TASK REQUIREMENTS:
A - Transcribe part of the passage on the 1930 Eucharistic Congress in Omaha, beginning at the words "1930 Catholic event" and stopping after "St. Cecilia Cathedral.".
B - Write the next part of the passage on the 1930 Eucharistic Congress in Omaha, picking up after its final sentence.

PAGE EXCERPT:
1930 Catholic event in Omaha

The Sixth National Eucharistic Congress was a Catholic gathering in Omaha, Nebraska, from September 23 to 25, 1930. Hosted by Bishop Joseph Rummel of Omaha, the gathering was the second-largest convention ever held in the city. Events were held at Ak-Sar-Ben Coliseum, Creighton Stadium, and St. Cecilia Cathedral.

== Background ==
The congress was born out of the Priests' Eucharistic League in the United States, who planned to hold their 1930 national convention in Omaha. However, after deliberation and hoping to capitalize on the success of the greatly successful 28th International Eucharistic Congress in Chicago, it was decided that the gathering should not just be a convention of league members but a full Eucharistic congress. The Omaha congress would be the first national Eucharistic congress in the United States since 1911. The Omaha congress would be the first to which the laity were invited; the previous five national congresses had been clergy-only gatherings.

GIVEN DATA:

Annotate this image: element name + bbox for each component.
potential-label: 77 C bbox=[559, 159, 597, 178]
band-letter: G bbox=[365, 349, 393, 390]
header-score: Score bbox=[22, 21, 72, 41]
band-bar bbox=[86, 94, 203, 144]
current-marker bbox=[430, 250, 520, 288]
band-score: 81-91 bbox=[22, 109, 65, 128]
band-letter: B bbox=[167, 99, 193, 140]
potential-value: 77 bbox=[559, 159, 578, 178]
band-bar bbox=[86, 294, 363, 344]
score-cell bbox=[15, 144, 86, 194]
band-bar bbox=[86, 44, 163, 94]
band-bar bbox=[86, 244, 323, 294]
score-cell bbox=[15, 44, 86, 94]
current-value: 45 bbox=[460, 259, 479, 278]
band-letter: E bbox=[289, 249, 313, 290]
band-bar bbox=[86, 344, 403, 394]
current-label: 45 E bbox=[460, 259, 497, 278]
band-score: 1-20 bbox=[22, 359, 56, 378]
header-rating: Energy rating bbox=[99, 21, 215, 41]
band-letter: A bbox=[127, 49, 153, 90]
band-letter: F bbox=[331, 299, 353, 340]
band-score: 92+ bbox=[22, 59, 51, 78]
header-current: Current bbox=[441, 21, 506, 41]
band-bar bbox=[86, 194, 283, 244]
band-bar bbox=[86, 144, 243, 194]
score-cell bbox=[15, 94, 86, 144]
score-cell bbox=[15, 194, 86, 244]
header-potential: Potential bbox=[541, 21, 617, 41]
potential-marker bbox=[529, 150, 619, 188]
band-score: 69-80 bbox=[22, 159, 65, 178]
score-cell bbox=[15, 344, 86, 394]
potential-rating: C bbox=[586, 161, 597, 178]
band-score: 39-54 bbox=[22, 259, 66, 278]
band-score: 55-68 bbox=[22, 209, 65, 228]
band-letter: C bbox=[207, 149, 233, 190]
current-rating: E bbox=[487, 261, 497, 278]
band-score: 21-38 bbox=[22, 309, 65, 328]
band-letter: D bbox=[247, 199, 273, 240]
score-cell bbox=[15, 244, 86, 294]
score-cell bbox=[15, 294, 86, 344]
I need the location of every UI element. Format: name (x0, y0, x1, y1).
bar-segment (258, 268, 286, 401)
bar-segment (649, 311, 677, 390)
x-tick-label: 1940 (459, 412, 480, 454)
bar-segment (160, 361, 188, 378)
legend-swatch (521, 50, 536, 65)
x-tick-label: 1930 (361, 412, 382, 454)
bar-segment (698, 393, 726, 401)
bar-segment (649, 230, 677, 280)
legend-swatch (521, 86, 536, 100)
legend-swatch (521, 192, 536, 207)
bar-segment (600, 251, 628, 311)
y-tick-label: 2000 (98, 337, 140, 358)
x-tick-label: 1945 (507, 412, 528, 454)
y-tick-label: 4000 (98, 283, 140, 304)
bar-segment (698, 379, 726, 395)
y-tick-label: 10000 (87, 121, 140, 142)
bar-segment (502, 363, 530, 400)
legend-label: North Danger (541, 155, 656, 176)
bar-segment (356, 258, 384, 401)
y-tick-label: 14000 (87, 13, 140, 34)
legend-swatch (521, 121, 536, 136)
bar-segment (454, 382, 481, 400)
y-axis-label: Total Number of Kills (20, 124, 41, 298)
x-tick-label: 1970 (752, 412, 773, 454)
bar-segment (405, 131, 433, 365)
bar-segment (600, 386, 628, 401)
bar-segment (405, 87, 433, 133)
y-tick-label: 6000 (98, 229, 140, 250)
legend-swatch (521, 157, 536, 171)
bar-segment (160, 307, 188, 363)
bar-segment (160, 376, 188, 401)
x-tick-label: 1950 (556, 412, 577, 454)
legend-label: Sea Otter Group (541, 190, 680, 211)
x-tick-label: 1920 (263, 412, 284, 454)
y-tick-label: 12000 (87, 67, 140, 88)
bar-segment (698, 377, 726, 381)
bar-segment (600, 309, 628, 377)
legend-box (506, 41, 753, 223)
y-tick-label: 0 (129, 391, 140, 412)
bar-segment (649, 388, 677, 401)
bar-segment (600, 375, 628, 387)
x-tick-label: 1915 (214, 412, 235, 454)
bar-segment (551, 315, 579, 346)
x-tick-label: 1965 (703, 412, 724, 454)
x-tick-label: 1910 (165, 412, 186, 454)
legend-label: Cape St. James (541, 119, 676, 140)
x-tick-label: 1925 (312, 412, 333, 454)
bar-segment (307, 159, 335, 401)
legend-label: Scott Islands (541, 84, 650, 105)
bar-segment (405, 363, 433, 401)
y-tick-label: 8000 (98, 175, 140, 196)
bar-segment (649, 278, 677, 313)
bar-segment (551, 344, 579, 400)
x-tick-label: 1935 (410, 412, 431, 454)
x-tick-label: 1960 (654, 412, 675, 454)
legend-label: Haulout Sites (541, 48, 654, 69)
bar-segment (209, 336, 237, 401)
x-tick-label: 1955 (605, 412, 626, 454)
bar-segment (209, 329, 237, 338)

ANSWERS TO EACH TASK:
A -
1930 Catholic event in Omaha

The Sixth National Eucharistic Congress was a Catholic gathering in Omaha, Nebraska, from September 23 to 25, 1930. Hosted by Bishop Joseph Rummel of Omaha, the gathering was the second-largest convention ever held in the city. Events were held at Ak-Sar-Ben Coliseum, Creighton Stadium, and St. Cecilia Cathedral.

B -
One-third of the American episcopate and several thousand priests expressed their intention to attend.

== Preparation ==
The congress was hosted by Joseph Rummel under the patronage of Cardinal George Mundelein, and sponsored by the Priests' Eucharistic League. The theme "The Blessed Eucharist, by Divine Institution, the Source and Center of Christian Life" was given to the congress.

Twenty-five temporary altars were set up in St. Cecilia Cathedral, with several other parishes also setting up between 10 and 15 temporary altars for the celebration of Mass. Additional bleachers able to accommodate 36,000 people were erected at the 16,000 seat Creighton Stadium, bringing the total capacity to 52,000.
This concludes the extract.